--- START DATASET EXCERPTS ---

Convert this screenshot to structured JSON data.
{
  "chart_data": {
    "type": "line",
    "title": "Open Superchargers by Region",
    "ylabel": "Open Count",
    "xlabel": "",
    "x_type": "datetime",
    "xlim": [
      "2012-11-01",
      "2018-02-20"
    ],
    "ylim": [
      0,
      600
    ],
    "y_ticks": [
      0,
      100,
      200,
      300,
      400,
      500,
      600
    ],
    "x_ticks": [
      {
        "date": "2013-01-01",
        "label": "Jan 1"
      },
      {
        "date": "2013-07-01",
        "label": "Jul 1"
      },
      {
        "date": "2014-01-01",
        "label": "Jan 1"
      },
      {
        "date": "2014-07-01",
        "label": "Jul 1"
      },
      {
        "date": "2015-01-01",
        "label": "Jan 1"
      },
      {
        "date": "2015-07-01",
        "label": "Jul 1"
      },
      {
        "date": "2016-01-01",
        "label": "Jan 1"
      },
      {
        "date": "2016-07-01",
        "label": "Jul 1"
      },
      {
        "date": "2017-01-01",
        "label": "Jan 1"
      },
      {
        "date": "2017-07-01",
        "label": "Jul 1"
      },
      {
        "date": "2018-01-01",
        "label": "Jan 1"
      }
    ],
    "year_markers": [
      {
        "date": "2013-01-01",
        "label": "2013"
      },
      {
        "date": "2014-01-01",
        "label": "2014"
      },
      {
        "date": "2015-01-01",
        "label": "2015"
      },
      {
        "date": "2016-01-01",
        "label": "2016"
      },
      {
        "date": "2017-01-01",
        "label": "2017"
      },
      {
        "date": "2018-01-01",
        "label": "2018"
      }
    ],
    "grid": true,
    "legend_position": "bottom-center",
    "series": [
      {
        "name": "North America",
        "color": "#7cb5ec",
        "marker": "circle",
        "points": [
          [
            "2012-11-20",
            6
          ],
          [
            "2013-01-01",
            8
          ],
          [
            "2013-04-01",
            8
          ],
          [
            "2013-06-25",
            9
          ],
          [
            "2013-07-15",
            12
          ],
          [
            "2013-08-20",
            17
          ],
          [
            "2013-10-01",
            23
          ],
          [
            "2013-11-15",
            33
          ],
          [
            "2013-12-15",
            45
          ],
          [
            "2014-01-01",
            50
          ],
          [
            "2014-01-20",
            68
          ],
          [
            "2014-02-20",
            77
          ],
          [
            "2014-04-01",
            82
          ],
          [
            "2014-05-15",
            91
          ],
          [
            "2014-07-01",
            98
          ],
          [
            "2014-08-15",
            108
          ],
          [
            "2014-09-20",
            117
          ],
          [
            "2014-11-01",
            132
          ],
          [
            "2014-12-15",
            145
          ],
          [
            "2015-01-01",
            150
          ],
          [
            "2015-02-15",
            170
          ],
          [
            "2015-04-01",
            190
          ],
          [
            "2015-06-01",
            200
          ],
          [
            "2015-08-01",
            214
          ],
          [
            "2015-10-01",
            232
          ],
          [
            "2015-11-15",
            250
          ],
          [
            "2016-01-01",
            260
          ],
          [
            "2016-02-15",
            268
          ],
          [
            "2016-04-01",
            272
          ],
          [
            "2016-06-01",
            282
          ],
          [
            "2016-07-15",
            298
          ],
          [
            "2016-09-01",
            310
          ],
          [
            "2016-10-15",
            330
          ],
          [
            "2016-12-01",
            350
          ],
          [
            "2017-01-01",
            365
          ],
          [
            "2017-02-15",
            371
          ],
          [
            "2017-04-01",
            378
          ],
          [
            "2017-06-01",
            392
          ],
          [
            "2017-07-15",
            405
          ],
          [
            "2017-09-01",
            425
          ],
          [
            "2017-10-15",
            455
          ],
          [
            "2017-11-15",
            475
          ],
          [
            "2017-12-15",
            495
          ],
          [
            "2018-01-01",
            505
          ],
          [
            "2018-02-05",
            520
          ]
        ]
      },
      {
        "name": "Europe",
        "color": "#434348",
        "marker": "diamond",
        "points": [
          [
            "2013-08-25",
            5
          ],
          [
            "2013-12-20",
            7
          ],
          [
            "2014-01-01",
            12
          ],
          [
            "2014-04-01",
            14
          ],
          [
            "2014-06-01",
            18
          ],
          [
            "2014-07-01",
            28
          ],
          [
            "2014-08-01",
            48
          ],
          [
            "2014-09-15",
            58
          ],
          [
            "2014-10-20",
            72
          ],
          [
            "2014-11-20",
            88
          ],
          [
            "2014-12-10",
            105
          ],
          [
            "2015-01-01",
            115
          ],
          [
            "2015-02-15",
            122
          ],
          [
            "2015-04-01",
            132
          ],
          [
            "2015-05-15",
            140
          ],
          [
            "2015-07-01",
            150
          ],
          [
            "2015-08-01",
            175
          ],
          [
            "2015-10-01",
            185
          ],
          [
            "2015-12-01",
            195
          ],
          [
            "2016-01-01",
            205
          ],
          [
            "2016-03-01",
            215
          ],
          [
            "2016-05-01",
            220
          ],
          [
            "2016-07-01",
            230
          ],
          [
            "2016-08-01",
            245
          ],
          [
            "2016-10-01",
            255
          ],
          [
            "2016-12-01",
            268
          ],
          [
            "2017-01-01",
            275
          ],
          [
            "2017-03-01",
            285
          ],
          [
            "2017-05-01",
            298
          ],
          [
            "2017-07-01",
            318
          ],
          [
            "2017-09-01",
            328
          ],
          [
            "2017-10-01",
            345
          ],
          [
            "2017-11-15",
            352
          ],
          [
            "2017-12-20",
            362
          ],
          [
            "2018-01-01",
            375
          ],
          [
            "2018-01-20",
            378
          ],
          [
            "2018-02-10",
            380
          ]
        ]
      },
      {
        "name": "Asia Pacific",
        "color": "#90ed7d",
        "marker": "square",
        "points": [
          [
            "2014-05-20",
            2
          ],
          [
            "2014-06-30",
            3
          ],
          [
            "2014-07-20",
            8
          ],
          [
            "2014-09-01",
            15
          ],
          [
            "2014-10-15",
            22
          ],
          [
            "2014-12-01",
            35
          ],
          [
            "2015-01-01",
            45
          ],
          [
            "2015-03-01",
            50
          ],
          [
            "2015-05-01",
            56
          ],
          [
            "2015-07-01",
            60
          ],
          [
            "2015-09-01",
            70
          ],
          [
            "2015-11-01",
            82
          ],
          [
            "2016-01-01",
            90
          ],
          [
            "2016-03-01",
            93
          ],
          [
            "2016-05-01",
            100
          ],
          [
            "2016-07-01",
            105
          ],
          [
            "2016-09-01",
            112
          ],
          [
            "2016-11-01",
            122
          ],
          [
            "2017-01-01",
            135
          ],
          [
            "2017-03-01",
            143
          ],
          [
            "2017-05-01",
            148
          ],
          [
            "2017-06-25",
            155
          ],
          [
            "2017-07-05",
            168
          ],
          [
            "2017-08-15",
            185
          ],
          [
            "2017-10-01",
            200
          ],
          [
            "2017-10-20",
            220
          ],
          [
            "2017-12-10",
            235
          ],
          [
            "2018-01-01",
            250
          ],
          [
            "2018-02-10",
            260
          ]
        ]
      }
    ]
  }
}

--- END DATASET EXCERPTS ---

WRITTEN TASK ::
Report all lines of the data above that include the string "name".

RESPONSE FOR THIS EXERCISE ::
        "name": "North America",
        "name": "Europe",
        "name": "Asia Pacific",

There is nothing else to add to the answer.